(Figure content listings)
------------
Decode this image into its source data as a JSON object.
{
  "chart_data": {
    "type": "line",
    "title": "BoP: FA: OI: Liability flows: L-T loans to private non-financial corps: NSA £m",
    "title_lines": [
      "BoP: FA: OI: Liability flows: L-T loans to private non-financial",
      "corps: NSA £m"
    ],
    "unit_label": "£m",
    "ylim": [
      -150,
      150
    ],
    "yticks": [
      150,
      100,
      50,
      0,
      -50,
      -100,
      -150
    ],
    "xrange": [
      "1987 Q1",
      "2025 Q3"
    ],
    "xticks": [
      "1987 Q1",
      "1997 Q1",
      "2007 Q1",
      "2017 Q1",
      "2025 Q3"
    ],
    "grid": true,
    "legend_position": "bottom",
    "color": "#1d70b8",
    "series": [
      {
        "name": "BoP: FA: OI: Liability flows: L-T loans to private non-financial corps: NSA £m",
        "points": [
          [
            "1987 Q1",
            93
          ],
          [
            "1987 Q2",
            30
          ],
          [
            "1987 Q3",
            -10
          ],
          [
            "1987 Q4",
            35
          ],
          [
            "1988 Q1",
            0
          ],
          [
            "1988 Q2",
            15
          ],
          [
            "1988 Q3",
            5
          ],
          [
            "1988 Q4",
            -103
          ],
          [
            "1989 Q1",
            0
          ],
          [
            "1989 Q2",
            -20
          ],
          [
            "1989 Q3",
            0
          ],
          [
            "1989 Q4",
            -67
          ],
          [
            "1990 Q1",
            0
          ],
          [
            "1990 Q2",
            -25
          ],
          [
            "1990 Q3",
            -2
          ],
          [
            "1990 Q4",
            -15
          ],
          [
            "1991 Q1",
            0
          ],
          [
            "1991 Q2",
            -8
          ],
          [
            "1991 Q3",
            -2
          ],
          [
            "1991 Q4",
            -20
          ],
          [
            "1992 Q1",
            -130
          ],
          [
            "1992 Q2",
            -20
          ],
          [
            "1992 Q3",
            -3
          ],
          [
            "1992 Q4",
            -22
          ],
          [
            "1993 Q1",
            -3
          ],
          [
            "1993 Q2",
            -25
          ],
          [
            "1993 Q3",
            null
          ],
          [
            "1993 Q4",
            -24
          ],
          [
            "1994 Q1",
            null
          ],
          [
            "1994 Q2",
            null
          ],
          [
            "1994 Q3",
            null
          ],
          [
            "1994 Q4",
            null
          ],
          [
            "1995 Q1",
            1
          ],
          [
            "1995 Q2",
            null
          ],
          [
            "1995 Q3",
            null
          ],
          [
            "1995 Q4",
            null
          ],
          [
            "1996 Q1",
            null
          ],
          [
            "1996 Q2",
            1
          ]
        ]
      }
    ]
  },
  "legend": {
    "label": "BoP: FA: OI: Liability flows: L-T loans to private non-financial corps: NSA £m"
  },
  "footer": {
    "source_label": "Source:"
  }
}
------------
## Objective
Copy the material above back out, exactly as written.

## Solution to the problem
Decode this image into its source data as a JSON object.
{
  "chart_data": {
    "type": "line",
    "title": "BoP: FA: OI: Liability flows: L-T loans to private non-financial corps: NSA £m",
    "title_lines": [
      "BoP: FA: OI: Liability flows: L-T loans to private non-financial",
      "corps: NSA £m"
    ],
    "unit_label": "£m",
    "ylim": [
      -150,
      150
    ],
    "yticks": [
      150,
      100,
      50,
      0,
      -50,
      -100,
      -150
    ],
    "xrange": [
      "1987 Q1",
      "2025 Q3"
    ],
    "xticks": [
      "1987 Q1",
      "1997 Q1",
      "2007 Q1",
      "2017 Q1",
      "2025 Q3"
    ],
    "grid": true,
    "legend_position": "bottom",
    "color": "#1d70b8",
    "series": [
      {
        "name": "BoP: FA: OI: Liability flows: L-T loans to private non-financial corps: NSA £m",
        "points": [
          [
            "1987 Q1",
            93
          ],
          [
            "1987 Q2",
            30
          ],
          [
            "1987 Q3",
            -10
          ],
          [
            "1987 Q4",
            35
          ],
          [
            "1988 Q1",
            0
          ],
          [
            "1988 Q2",
            15
          ],
          [
            "1988 Q3",
            5
          ],
          [
            "1988 Q4",
            -103
          ],
          [
            "1989 Q1",
            0
          ],
          [
            "1989 Q2",
            -20
          ],
          [
            "1989 Q3",
            0
          ],
          [
            "1989 Q4",
            -67
          ],
          [
            "1990 Q1",
            0
          ],
          [
            "1990 Q2",
            -25
          ],
          [
            "1990 Q3",
            -2
          ],
          [
            "1990 Q4",
            -15
          ],
          [
            "1991 Q1",
            0
          ],
          [
            "1991 Q2",
            -8
          ],
          [
            "1991 Q3",
            -2
          ],
          [
            "1991 Q4",
            -20
          ],
          [
            "1992 Q1",
            -130
          ],
          [
            "1992 Q2",
            -20
          ],
          [
            "1992 Q3",
            -3
          ],
          [
            "1992 Q4",
            -22
          ],
          [
            "1993 Q1",
            -3
          ],
          [
            "1993 Q2",
            -25
          ],
          [
            "1993 Q3",
            null
          ],
          [
            "1993 Q4",
            -24
          ],
          [
            "1994 Q1",
            null
          ],
          [
            "1994 Q2",
            null
          ],
          [
            "1994 Q3",
            null
          ],
          [
            "1994 Q4",
            null
          ],
          [
            "1995 Q1",
            1
          ],
          [
            "1995 Q2",
            null
          ],
          [
            "1995 Q3",
            null
          ],
          [
            "1995 Q4",
            null
          ],
          [
            "1996 Q1",
            null
          ],
          [
            "1996 Q2",
            1
          ]
        ]
      }
    ]
  },
  "legend": {
    "label": "BoP: FA: OI: Liability flows: L-T loans to private non-financial corps: NSA £m"
  },
  "footer": {
    "source_label": "Source:"
  }
}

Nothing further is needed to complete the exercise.